-- BEGIN Records for this task --

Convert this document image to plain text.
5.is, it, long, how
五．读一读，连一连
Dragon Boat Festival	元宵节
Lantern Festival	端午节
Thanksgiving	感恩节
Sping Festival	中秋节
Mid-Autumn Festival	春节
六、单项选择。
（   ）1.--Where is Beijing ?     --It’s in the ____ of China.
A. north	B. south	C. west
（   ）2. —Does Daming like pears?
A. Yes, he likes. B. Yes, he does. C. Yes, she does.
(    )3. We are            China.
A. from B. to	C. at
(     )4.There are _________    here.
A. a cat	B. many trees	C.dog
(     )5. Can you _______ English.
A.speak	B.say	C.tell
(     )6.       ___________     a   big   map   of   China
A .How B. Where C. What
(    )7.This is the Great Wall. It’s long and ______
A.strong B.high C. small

-- END Records for this task --
-- BEGIN Records for this task --

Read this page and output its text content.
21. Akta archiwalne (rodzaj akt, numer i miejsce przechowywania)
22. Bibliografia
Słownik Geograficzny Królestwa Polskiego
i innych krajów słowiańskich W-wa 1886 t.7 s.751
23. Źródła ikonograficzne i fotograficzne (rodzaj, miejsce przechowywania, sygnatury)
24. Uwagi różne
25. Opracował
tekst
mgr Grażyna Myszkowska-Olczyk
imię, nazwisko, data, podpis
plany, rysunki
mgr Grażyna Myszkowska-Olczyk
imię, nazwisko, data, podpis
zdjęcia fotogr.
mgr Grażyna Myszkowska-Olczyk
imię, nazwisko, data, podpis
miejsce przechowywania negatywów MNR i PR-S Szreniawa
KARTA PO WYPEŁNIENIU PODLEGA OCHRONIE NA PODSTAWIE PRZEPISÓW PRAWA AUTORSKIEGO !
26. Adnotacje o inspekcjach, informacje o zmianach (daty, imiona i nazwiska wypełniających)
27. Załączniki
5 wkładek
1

-- END Records for this task --

» **Work required**
Identify lines with the string "przechowywania". Copy each one.

» **Response**
21. Akta archiwalne (rodzaj akt, numer i miejsce przechowywania)
23. Źródła ikonograficzne i fotograficzne (rodzaj, miejsce przechowywania, sygnatury)
miejsce przechowywania negatywów MNR i PR-S Szreniawa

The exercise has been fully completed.